SHORT TASK ->
Please quote every line word for word.

[Collected data entries]
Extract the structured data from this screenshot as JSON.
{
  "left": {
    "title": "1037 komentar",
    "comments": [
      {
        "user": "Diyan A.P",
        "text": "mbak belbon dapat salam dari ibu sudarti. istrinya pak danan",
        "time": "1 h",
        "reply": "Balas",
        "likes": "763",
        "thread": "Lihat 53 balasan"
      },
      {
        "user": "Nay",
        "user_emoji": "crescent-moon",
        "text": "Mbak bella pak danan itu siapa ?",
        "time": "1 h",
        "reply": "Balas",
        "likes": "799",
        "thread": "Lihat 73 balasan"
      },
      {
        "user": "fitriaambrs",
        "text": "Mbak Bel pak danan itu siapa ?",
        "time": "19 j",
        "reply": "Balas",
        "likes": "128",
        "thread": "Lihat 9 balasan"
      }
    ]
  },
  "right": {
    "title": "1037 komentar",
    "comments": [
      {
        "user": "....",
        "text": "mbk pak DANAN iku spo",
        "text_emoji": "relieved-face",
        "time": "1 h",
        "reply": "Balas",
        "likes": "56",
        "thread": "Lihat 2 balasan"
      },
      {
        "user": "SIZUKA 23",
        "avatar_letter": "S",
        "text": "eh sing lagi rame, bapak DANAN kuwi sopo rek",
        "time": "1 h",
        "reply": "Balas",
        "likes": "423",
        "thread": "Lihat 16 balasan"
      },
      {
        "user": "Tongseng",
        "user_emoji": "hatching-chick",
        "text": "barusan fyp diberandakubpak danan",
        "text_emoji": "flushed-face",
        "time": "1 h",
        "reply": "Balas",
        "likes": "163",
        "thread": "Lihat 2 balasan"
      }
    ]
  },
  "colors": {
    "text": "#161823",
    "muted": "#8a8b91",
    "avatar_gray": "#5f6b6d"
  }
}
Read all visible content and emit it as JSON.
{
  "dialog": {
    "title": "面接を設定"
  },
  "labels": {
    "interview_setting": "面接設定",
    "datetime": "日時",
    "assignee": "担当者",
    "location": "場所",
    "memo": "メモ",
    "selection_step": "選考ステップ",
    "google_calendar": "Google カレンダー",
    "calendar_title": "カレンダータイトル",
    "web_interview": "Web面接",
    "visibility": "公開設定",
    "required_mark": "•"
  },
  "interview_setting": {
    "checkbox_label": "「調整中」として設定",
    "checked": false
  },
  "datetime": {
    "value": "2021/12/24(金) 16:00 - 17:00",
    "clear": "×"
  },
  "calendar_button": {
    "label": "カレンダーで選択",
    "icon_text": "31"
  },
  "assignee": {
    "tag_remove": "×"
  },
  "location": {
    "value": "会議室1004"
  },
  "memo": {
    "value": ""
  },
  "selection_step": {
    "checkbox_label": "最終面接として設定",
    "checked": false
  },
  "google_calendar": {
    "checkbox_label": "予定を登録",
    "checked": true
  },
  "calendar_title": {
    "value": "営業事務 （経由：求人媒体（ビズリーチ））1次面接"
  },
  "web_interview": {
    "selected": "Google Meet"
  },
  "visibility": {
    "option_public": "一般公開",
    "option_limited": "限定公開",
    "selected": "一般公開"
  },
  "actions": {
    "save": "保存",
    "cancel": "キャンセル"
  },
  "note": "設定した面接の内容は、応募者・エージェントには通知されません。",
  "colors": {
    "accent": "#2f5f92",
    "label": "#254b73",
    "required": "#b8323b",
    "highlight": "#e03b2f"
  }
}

TASK OUTPUT ->
Extract the structured data from this screenshot as JSON.
{
  "left": {
    "title": "1037 komentar",
    "comments": [
      {
        "user": "Diyan A.P",
        "text": "mbak belbon dapat salam dari ibu sudarti. istrinya pak danan",
        "time": "1 h",
        "reply": "Balas",
        "likes": "763",
        "thread": "Lihat 53 balasan"
      },
      {
        "user": "Nay",
        "user_emoji": "crescent-moon",
        "text": "Mbak bella pak danan itu siapa ?",
        "time": "1 h",
        "reply": "Balas",
        "likes": "799",
        "thread": "Lihat 73 balasan"
      },
      {
        "user": "fitriaambrs",
        "text": "Mbak Bel pak danan itu siapa ?",
        "time": "19 j",
        "reply": "Balas",
        "likes": "128",
        "thread": "Lihat 9 balasan"
      }
    ]
  },
  "right": {
    "title": "1037 komentar",
    "comments": [
      {
        "user": "....",
        "text": "mbk pak DANAN iku spo",
        "text_emoji": "relieved-face",
        "time": "1 h",
        "reply": "Balas",
        "likes": "56",
        "thread": "Lihat 2 balasan"
      },
      {
        "user": "SIZUKA 23",
        "avatar_letter": "S",
        "text": "eh sing lagi rame, bapak DANAN kuwi sopo rek",
        "time": "1 h",
        "reply": "Balas",
        "likes": "423",
        "thread": "Lihat 16 balasan"
      },
      {
        "user": "Tongseng",
        "user_emoji": "hatching-chick",
        "text": "barusan fyp diberandakubpak danan",
        "text_emoji": "flushed-face",
        "time": "1 h",
        "reply": "Balas",
        "likes": "163",
        "thread": "Lihat 2 balasan"
      }
    ]
  },
  "colors": {
    "text": "#161823",
    "muted": "#8a8b91",
    "avatar_gray": "#5f6b6d"
  }
}
Read all visible content and emit it as JSON.
{
  "dialog": {
    "title": "面接を設定"
  },
  "labels": {
    "interview_setting": "面接設定",
    "datetime": "日時",
    "assignee": "担当者",
    "location": "場所",
    "memo": "メモ",
    "selection_step": "選考ステップ",
    "google_calendar": "Google カレンダー",
    "calendar_title": "カレンダータイトル",
    "web_interview": "Web面接",
    "visibility": "公開設定",
    "required_mark": "•"
  },
  "interview_setting": {
    "checkbox_label": "「調整中」として設定",
    "checked": false
  },
  "datetime": {
    "value": "2021/12/24(金) 16:00 - 17:00",
    "clear": "×"
  },
  "calendar_button": {
    "label": "カレンダーで選択",
    "icon_text": "31"
  },
  "assignee": {
    "tag_remove": "×"
  },
  "location": {
    "value": "会議室1004"
  },
  "memo": {
    "value": ""
  },
  "selection_step": {
    "checkbox_label": "最終面接として設定",
    "checked": false
  },
  "google_calendar": {
    "checkbox_label": "予定を登録",
    "checked": true
  },
  "calendar_title": {
    "value": "営業事務 （経由：求人媒体（ビズリーチ））1次面接"
  },
  "web_interview": {
    "selected": "Google Meet"
  },
  "visibility": {
    "option_public": "一般公開",
    "option_limited": "限定公開",
    "selected": "一般公開"
  },
  "actions": {
    "save": "保存",
    "cancel": "キャンセル"
  },
  "note": "設定した面接の内容は、応募者・エージェントには通知されません。",
  "colors": {
    "accent": "#2f5f92",
    "label": "#254b73",
    "required": "#b8323b",
    "highlight": "#e03b2f"
  }
}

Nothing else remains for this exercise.